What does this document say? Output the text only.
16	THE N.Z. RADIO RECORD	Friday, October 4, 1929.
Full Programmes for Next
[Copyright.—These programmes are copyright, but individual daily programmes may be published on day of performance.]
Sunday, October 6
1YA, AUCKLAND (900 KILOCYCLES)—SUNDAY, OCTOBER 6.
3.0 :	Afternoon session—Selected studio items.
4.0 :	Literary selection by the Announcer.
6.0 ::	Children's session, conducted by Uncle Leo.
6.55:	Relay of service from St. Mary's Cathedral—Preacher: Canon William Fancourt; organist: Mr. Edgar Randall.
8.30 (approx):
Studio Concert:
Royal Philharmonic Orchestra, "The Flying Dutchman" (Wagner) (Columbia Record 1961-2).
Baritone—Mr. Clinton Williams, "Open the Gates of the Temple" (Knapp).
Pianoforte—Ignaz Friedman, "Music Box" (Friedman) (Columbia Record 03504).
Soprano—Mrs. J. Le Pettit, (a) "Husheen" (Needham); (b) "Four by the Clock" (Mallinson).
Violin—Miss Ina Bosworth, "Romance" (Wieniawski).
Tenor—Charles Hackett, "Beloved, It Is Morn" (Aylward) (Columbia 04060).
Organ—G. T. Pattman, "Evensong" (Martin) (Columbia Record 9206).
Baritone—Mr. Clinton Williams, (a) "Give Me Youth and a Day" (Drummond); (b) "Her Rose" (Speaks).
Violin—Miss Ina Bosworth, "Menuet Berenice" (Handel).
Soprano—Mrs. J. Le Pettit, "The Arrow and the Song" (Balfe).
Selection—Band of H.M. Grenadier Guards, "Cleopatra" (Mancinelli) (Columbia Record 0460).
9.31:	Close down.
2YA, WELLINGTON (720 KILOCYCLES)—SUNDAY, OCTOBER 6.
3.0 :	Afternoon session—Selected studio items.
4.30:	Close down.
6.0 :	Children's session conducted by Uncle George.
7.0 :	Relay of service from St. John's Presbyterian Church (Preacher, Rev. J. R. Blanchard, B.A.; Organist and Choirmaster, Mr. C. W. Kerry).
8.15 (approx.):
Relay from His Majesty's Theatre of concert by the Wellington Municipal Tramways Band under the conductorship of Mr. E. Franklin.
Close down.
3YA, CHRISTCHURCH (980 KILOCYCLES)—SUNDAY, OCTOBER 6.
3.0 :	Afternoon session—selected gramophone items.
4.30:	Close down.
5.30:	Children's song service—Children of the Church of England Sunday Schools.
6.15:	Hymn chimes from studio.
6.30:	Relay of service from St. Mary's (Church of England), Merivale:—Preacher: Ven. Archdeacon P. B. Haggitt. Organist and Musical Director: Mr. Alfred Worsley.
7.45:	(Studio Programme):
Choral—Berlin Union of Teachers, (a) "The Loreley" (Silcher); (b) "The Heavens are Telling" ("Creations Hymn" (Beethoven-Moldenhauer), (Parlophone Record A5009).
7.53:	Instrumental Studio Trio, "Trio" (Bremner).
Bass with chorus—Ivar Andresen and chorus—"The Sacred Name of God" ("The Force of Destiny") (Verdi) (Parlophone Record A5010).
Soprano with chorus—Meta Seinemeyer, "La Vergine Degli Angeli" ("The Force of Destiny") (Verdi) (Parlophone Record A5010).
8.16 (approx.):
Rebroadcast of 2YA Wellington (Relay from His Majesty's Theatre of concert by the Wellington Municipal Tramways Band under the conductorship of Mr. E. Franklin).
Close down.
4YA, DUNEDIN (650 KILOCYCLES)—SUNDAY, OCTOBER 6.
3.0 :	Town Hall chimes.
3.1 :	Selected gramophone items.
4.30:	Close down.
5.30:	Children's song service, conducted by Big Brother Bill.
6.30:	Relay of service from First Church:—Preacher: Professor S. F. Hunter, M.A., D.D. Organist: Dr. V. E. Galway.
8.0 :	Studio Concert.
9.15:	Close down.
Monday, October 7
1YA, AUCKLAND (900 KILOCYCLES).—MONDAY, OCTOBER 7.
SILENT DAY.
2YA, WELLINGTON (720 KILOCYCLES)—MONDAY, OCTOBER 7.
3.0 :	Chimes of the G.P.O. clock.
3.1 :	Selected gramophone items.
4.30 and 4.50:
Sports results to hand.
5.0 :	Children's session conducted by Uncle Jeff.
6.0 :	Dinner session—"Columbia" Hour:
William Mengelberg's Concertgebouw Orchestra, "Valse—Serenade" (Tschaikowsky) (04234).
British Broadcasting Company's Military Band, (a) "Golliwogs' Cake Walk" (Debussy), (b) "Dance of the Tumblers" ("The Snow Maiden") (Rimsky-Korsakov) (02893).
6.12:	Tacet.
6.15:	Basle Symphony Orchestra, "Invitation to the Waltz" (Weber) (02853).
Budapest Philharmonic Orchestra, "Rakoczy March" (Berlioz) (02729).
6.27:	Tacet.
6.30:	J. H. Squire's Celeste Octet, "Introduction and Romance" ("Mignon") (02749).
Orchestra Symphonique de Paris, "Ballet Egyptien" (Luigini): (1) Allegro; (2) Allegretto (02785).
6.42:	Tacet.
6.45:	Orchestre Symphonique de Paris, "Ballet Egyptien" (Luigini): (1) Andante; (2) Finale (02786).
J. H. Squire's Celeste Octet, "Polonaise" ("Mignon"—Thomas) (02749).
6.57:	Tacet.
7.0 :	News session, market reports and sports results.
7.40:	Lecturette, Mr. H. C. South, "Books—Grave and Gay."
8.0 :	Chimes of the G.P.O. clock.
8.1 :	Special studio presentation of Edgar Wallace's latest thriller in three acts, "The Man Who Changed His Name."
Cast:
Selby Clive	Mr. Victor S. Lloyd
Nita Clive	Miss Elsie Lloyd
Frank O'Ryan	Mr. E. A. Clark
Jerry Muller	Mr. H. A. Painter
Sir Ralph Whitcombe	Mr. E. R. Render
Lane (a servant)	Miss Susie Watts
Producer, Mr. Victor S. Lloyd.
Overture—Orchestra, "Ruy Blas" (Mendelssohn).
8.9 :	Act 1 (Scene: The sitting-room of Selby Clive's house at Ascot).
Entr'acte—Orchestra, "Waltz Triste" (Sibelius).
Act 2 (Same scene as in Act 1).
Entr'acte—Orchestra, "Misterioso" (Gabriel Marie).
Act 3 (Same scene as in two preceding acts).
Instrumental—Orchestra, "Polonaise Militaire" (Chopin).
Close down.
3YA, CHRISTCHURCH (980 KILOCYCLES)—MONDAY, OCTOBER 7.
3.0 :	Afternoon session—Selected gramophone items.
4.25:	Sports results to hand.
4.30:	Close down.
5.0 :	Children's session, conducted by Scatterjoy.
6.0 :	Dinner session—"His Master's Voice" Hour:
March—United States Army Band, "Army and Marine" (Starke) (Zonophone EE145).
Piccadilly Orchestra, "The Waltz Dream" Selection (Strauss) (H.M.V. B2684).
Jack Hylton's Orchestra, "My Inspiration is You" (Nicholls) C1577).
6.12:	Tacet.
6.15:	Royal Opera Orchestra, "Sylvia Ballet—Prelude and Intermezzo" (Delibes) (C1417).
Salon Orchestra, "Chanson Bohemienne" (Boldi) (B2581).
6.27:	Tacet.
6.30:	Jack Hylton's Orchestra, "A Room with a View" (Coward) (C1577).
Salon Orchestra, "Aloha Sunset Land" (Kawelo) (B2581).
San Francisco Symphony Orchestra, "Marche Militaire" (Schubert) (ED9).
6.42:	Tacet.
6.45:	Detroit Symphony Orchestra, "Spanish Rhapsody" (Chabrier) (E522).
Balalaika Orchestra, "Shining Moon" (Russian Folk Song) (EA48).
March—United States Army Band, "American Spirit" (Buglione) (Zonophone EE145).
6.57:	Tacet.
—————
What this task involves: Go through the records line by line and count those containing the string "Celeste". Give only the total.

Full answer: 2